* Exercise task: Copy each line that has the string "color" somewhere in it.

Stored data:
□ □ □ □

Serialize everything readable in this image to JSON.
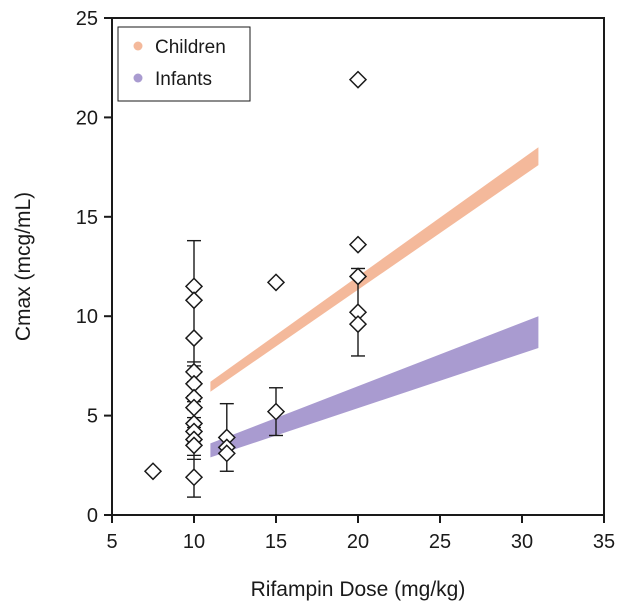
{
  "chart_data": {
    "type": "scatter",
    "title": "",
    "xlabel": "Rifampin Dose (mg/kg)",
    "ylabel": "Cmax (mcg/mL)",
    "xlim": [
      5,
      35
    ],
    "ylim": [
      0,
      25
    ],
    "xticks": [
      5,
      10,
      15,
      20,
      25,
      30,
      35
    ],
    "yticks": [
      0,
      5,
      10,
      15,
      20,
      25
    ],
    "grid": false,
    "legend_position": "top-left",
    "legend": [
      {
        "label": "Children",
        "color": "#f4b99b"
      },
      {
        "label": "Infants",
        "color": "#a99bd0"
      }
    ],
    "bands": [
      {
        "name": "Children",
        "color": "#f4b99b",
        "x": [
          11,
          31
        ],
        "lower": [
          6.2,
          17.6
        ],
        "upper": [
          6.7,
          18.5
        ]
      },
      {
        "name": "Infants",
        "color": "#a99bd0",
        "x": [
          11,
          31
        ],
        "lower": [
          2.9,
          8.4
        ],
        "upper": [
          3.6,
          10.0
        ]
      }
    ],
    "points": [
      {
        "x": 7.5,
        "y": 2.2
      },
      {
        "x": 10,
        "y": 11.5
      },
      {
        "x": 10,
        "y": 10.8
      },
      {
        "x": 10,
        "y": 8.9
      },
      {
        "x": 10,
        "y": 7.2
      },
      {
        "x": 10,
        "y": 6.6
      },
      {
        "x": 10,
        "y": 5.9
      },
      {
        "x": 10,
        "y": 5.4
      },
      {
        "x": 10,
        "y": 4.6
      },
      {
        "x": 10,
        "y": 4.2
      },
      {
        "x": 10,
        "y": 3.8
      },
      {
        "x": 10,
        "y": 3.5
      },
      {
        "x": 10,
        "y": 1.9
      },
      {
        "x": 12,
        "y": 3.9
      },
      {
        "x": 12,
        "y": 3.4
      },
      {
        "x": 12,
        "y": 3.1
      },
      {
        "x": 15,
        "y": 11.7
      },
      {
        "x": 15,
        "y": 5.2
      },
      {
        "x": 20,
        "y": 21.9
      },
      {
        "x": 20,
        "y": 13.6
      },
      {
        "x": 20,
        "y": 12.0
      },
      {
        "x": 20,
        "y": 10.2
      },
      {
        "x": 20,
        "y": 9.6
      }
    ],
    "error_bars": [
      {
        "x": 10,
        "low": 0.9,
        "high": 13.8
      },
      {
        "x": 12,
        "low": 2.2,
        "high": 5.6
      },
      {
        "x": 15,
        "low": 4.0,
        "high": 6.4
      },
      {
        "x": 20,
        "low": 8.0,
        "high": 12.4
      }
    ]
  }
}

□ □ □ □

* Finished answer:
        "color": "#f4b99b"
        "color": "#a99bd0"
        "color": "#f4b99b",
        "color": "#a99bd0",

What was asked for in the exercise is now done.